GOAL → Return the complete listing that follows, with each line reproduced exactly.

DATA EXTRACT →
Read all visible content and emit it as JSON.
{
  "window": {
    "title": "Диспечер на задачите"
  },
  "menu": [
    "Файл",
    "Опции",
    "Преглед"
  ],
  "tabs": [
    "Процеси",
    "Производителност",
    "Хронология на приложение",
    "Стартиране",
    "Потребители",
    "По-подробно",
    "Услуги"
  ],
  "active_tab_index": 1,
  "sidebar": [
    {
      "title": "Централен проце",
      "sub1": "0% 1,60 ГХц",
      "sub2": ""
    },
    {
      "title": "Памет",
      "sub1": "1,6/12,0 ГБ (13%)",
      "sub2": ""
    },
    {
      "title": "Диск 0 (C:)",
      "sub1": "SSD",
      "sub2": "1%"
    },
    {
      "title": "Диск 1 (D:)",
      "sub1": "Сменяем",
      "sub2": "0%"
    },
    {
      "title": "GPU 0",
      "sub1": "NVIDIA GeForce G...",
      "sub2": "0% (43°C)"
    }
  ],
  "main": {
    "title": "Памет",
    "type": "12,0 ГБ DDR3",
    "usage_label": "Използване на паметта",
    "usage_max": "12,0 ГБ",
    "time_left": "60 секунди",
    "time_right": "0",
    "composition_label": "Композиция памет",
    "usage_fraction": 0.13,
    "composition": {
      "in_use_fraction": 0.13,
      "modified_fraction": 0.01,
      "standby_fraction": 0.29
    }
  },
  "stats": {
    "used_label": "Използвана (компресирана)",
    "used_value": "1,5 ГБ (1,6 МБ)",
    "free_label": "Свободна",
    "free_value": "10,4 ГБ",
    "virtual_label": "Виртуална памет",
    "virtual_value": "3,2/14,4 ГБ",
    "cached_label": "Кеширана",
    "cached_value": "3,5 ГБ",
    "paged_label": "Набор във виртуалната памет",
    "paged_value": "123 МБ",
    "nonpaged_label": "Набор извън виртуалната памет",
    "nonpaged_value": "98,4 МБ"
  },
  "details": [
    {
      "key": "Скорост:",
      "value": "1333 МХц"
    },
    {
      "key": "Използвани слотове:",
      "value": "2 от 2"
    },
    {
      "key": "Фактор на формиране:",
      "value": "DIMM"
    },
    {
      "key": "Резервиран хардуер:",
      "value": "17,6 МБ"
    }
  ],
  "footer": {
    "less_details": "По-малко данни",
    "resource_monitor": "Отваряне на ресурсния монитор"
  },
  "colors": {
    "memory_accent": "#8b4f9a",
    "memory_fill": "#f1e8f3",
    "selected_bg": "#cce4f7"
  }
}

ANSWER FOR THE TASK →
Read all visible content and emit it as JSON.
{
  "window": {
    "title": "Диспечер на задачите"
  },
  "menu": [
    "Файл",
    "Опции",
    "Преглед"
  ],
  "tabs": [
    "Процеси",
    "Производителност",
    "Хронология на приложение",
    "Стартиране",
    "Потребители",
    "По-подробно",
    "Услуги"
  ],
  "active_tab_index": 1,
  "sidebar": [
    {
      "title": "Централен проце",
      "sub1": "0% 1,60 ГХц",
      "sub2": ""
    },
    {
      "title": "Памет",
      "sub1": "1,6/12,0 ГБ (13%)",
      "sub2": ""
    },
    {
      "title": "Диск 0 (C:)",
      "sub1": "SSD",
      "sub2": "1%"
    },
    {
      "title": "Диск 1 (D:)",
      "sub1": "Сменяем",
      "sub2": "0%"
    },
    {
      "title": "GPU 0",
      "sub1": "NVIDIA GeForce G...",
      "sub2": "0% (43°C)"
    }
  ],
  "main": {
    "title": "Памет",
    "type": "12,0 ГБ DDR3",
    "usage_label": "Използване на паметта",
    "usage_max": "12,0 ГБ",
    "time_left": "60 секунди",
    "time_right": "0",
    "composition_label": "Композиция памет",
    "usage_fraction": 0.13,
    "composition": {
      "in_use_fraction": 0.13,
      "modified_fraction": 0.01,
      "standby_fraction": 0.29
    }
  },
  "stats": {
    "used_label": "Използвана (компресирана)",
    "used_value": "1,5 ГБ (1,6 МБ)",
    "free_label": "Свободна",
    "free_value": "10,4 ГБ",
    "virtual_label": "Виртуална памет",
    "virtual_value": "3,2/14,4 ГБ",
    "cached_label": "Кеширана",
    "cached_value": "3,5 ГБ",
    "paged_label": "Набор във виртуалната памет",
    "paged_value": "123 МБ",
    "nonpaged_label": "Набор извън виртуалната памет",
    "nonpaged_value": "98,4 МБ"
  },
  "details": [
    {
      "key": "Скорост:",
      "value": "1333 МХц"
    },
    {
      "key": "Използвани слотове:",
      "value": "2 от 2"
    },
    {
      "key": "Фактор на формиране:",
      "value": "DIMM"
    },
    {
      "key": "Резервиран хардуер:",
      "value": "17,6 МБ"
    }
  ],
  "footer": {
    "less_details": "По-малко данни",
    "resource_monitor": "Отваряне на ресурсния монитор"
  },
  "colors": {
    "memory_accent": "#8b4f9a",
    "memory_fill": "#f1e8f3",
    "selected_bg": "#cce4f7"
  }
}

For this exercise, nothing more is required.